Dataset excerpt
>> START
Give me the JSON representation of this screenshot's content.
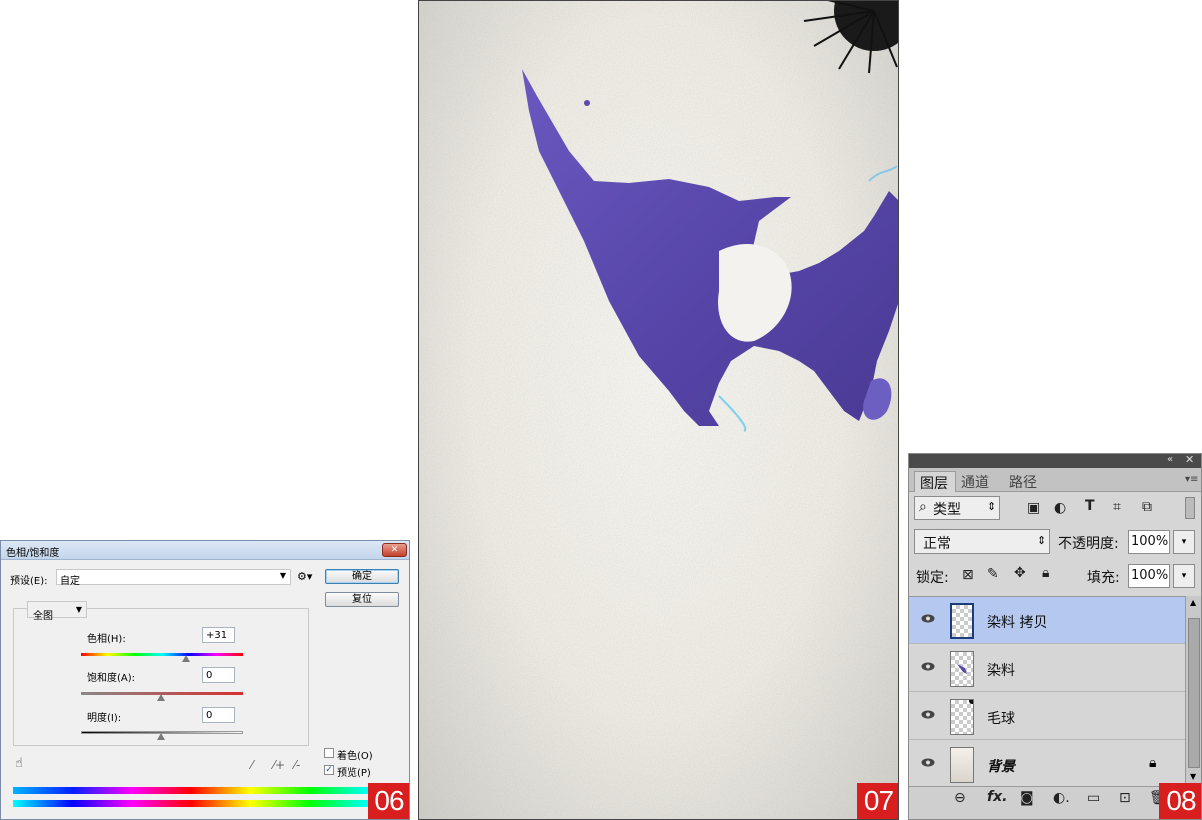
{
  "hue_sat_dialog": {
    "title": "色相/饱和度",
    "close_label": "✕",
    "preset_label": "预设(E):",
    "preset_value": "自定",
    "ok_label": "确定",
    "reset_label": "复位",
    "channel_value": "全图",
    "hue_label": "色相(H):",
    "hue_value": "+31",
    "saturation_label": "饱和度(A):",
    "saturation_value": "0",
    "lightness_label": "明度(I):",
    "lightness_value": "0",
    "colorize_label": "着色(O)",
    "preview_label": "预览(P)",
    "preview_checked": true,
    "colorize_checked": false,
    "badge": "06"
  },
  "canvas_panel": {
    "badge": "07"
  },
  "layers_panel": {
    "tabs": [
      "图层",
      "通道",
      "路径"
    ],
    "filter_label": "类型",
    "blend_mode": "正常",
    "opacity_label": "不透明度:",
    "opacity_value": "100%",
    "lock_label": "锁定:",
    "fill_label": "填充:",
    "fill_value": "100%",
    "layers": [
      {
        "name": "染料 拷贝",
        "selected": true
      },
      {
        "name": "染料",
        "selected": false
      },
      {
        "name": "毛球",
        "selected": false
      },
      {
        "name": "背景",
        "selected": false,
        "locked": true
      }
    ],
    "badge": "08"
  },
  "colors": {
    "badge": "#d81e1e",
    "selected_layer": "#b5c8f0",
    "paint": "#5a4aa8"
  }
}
>> END
Given exercise >> Ignore the images and quote every line of the listing exactly.

Full answer >>
Give me the JSON representation of this screenshot's content.
{
  "hue_sat_dialog": {
    "title": "色相/饱和度",
    "close_label": "✕",
    "preset_label": "预设(E):",
    "preset_value": "自定",
    "ok_label": "确定",
    "reset_label": "复位",
    "channel_value": "全图",
    "hue_label": "色相(H):",
    "hue_value": "+31",
    "saturation_label": "饱和度(A):",
    "saturation_value": "0",
    "lightness_label": "明度(I):",
    "lightness_value": "0",
    "colorize_label": "着色(O)",
    "preview_label": "预览(P)",
    "preview_checked": true,
    "colorize_checked": false,
    "badge": "06"
  },
  "canvas_panel": {
    "badge": "07"
  },
  "layers_panel": {
    "tabs": [
      "图层",
      "通道",
      "路径"
    ],
    "filter_label": "类型",
    "blend_mode": "正常",
    "opacity_label": "不透明度:",
    "opacity_value": "100%",
    "lock_label": "锁定:",
    "fill_label": "填充:",
    "fill_value": "100%",
    "layers": [
      {
        "name": "染料 拷贝",
        "selected": true
      },
      {
        "name": "染料",
        "selected": false
      },
      {
        "name": "毛球",
        "selected": false
      },
      {
        "name": "背景",
        "selected": false,
        "locked": true
      }
    ],
    "badge": "08"
  },
  "colors": {
    "badge": "#d81e1e",
    "selected_layer": "#b5c8f0",
    "paint": "#5a4aa8"
  }
}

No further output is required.